This would be added to the gross: "The accompanying x-ray was reviewed by the pathologist to confirm the lesion’s location, 6 margins are inked. The lesion and margins are submitted for microscopic examination."

Padget has a section on this topic, and there is also information found here:
http://apsmedbill.com/whitepapers/cpt-code-76098-radiological-examination-surgical-specimen
http://www.captodayonline.com/Archives/feature_stories/0603CPTqa.html
https://www.supercoder.com/my-ask-an-expert/topic/76098-2

Thanks much!
 
This code is for intraoperative radiological exam. If this is a referred specimen and not done while the patient is in surgery, you cannot bill this. If this was done during the surgery with advise to physician as to whether the whole thing was removed then you can bill for it.
 
Interesting. I don't see any documentation with the code description that it needs to be done intraoperatively, and Padget does not mention this either.
 
I hope i'm interpreting it My CPT layman's description book correctly. It states that the study uses x-ray to examine a tissue specimen looking for evidence the surgeon removed the entire lesion. Radiologist confirms that the appropriate area is excused by evaluating the margins to determine they are all clear. Radiologist immediately reports the findings to the surgeon to complete the procedure. A pathologist may also review the film to determine the best positioning of the specimen and are to section to ensure the most appropriate part of the specimen is cut for microscopic examination and diagnosis.

Now I'm confused if its to be billed by the radiologist and the pathologist?
 
"A pathologist may also review the film to determine the best positioning of the specimen and are to section to ensure the most appropriate part of the specimen is cut for microscopic examination and diagnosis." This would be done while the pathologist is grossing the specimen.

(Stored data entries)
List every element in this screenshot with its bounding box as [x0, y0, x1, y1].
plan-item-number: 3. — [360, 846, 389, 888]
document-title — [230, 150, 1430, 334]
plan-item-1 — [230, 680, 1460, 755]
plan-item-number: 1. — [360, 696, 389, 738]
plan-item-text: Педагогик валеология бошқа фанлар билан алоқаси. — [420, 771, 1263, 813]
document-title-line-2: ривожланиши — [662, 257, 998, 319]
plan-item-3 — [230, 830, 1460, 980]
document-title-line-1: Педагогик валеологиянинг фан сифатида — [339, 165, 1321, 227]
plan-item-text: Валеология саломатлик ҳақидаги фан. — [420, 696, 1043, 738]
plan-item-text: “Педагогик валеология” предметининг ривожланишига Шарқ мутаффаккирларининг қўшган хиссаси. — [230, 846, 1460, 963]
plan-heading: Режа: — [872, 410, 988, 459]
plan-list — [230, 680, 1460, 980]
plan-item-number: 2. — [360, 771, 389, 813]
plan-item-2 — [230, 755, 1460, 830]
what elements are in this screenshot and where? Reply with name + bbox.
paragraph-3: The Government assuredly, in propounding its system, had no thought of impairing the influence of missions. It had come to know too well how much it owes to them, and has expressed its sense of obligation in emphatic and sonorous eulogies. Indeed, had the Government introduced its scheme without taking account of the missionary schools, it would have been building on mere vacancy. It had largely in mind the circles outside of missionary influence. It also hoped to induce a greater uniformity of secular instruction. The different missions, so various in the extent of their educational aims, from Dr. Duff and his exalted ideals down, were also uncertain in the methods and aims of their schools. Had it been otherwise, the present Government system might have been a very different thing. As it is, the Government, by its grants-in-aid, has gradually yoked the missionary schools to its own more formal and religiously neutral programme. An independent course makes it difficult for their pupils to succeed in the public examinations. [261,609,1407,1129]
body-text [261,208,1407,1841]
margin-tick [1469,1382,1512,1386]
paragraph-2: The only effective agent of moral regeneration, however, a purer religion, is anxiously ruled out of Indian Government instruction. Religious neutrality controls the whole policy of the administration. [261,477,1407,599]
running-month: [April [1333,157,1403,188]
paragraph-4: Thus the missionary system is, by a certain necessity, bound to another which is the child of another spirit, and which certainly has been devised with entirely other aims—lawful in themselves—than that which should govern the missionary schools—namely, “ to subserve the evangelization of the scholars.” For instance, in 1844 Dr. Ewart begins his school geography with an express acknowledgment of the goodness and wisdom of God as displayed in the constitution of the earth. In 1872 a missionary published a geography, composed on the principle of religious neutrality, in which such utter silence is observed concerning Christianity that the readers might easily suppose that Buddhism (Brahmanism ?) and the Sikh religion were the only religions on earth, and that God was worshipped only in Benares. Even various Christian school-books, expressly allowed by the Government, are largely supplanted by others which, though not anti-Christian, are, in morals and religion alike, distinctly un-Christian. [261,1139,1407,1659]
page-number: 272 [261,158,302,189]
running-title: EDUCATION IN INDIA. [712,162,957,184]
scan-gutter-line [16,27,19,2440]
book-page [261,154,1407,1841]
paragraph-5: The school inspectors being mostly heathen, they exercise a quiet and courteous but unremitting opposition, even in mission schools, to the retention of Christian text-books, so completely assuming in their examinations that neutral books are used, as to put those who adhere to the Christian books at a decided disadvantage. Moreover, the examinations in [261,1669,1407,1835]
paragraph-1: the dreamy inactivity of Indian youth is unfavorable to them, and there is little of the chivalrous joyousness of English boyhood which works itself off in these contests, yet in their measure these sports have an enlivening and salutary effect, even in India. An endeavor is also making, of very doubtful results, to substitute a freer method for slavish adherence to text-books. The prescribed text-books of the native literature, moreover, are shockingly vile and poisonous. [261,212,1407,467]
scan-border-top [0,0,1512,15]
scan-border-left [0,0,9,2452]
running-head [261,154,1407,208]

What needs to be done: Resume the forum discussion about billing the x-ray exam of a surgical specimen, picking up right after its last post. The data has no connection to the forum discussion above.

Final answer:
The professional component (26 modifier) can potentially be charged by both the radiologist and the pathologist. Some insurance will not allow multiple charges of 76098 (Medicare included). I also read that the pathologist should submit the charge also with the 77 modifier: repeat procedure or service by another physician or other qualified health care professional.

Documentation must include that the x-ray was reviewed by the pathologist, the objective of the review, and the action take. Thus, my question to confirm if the documentation that our pathologist proposes would be sufficient.
 
Glad to find this thread, I have the same question! Although in our practice, I'm advocating for using this code; two of my pathologists say we cannot use it. I have put the question out to the "coding expert" in our billing company and will post her take when she returns my message.

Update: my experienced source at our billing company writes (citing the CAP reference, see above link) that pathologists CAN report the code, provided the documentation is complete; however, most payers only reimburse 1 unit of 76098 per DOS. She goes on to say that most of their clients (the pathologists) don't want to cause any trouble with referring physicians, so they choose to leave this charge off - rather than get into a "I billed this first!" contest.

So perhaps that leaves a window open in that the DOS a pathologist used to examine the films could be different than the DOS used by the radiologist or other clinician. Hmmm.